Record excerpts »
-------

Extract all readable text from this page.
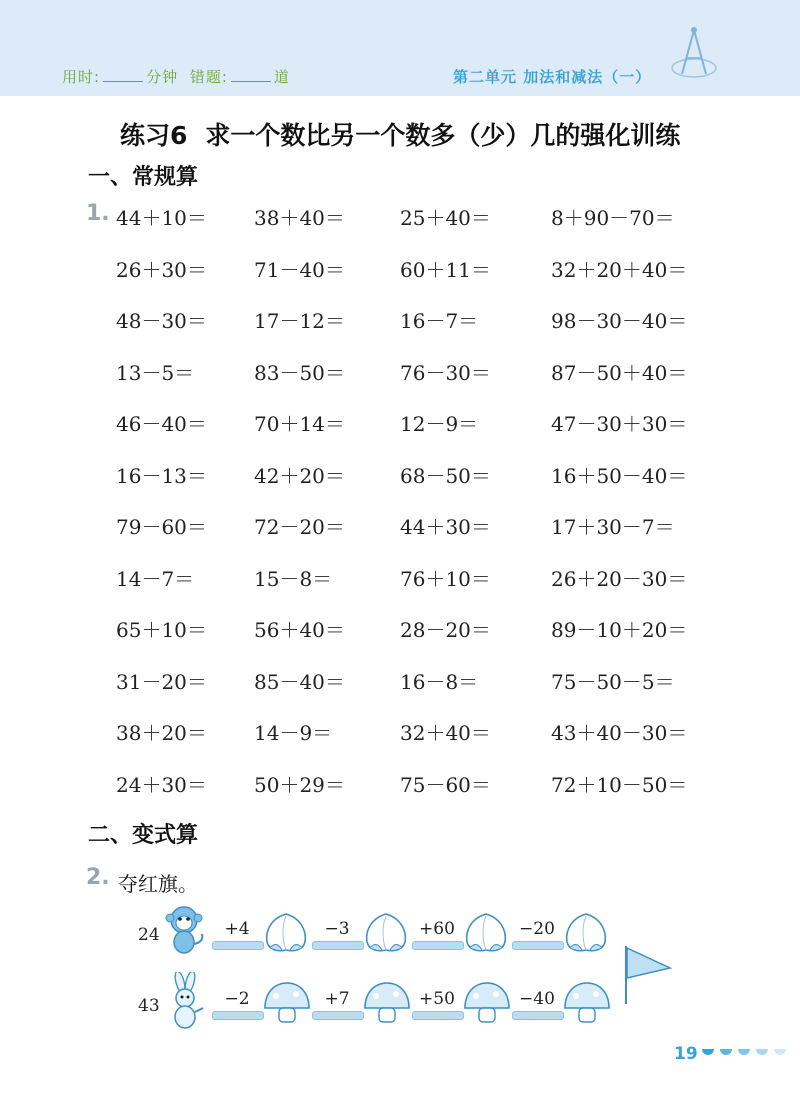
用时:	分钟 错题:	道	第二单元 加法和减法（一）
练习6 求一个数比另一个数多（少）几的强化训练
一、常规算
1. 44＋10＝ 38＋40＝	25＋40＝	8＋90－70＝
26＋30＝ 71－40＝	60＋11＝	32＋20＋40＝
48－30＝ 17－12＝	16－7＝	98－30－40＝
13－5＝	83－50＝	76－30＝	87－50＋40＝
46－40＝ 70＋14＝	12－9＝	47－30＋30＝
16－13＝ 42＋20＝	68－50＝	16＋50－40＝
79－60＝ 72－20＝	44＋30＝	17＋30－7＝
14－7＝	15－8＝	76＋10＝	26＋20－30＝
65＋10＝ 56＋40＝	28－20＝	89－10＋20＝
31－20＝ 85－40＝	16－8＝	75－50－5＝
38＋20＝ 14－9＝	32＋40＝	43＋40－30＝
24＋30＝ 50＋29＝	75－60＝	72＋10－50＝
二、变式算
2. 夺红旗。
24
43
+4	−3	+60	−20
−2	+7	+50	−40
19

-------

Task description »
Restate the listing above word for word, and skip the pictures.

Exercise output »
Extract all readable text from this page.
用时:	分钟 错题:	道	第二单元 加法和减法（一）
练习6 求一个数比另一个数多（少）几的强化训练
一、常规算
1. 44＋10＝ 38＋40＝	25＋40＝	8＋90－70＝
26＋30＝ 71－40＝	60＋11＝	32＋20＋40＝
48－30＝ 17－12＝	16－7＝	98－30－40＝
13－5＝	83－50＝	76－30＝	87－50＋40＝
46－40＝ 70＋14＝	12－9＝	47－30＋30＝
16－13＝ 42＋20＝	68－50＝	16＋50－40＝
79－60＝ 72－20＝	44＋30＝	17＋30－7＝
14－7＝	15－8＝	76＋10＝	26＋20－30＝
65＋10＝ 56＋40＝	28－20＝	89－10＋20＝
31－20＝ 85－40＝	16－8＝	75－50－5＝
38＋20＝ 14－9＝	32＋40＝	43＋40－30＝
24＋30＝ 50＋29＝	75－60＝	72＋10－50＝
二、变式算
2. 夺红旗。
24
43
+4	−3	+60	−20
−2	+7	+50	−40
19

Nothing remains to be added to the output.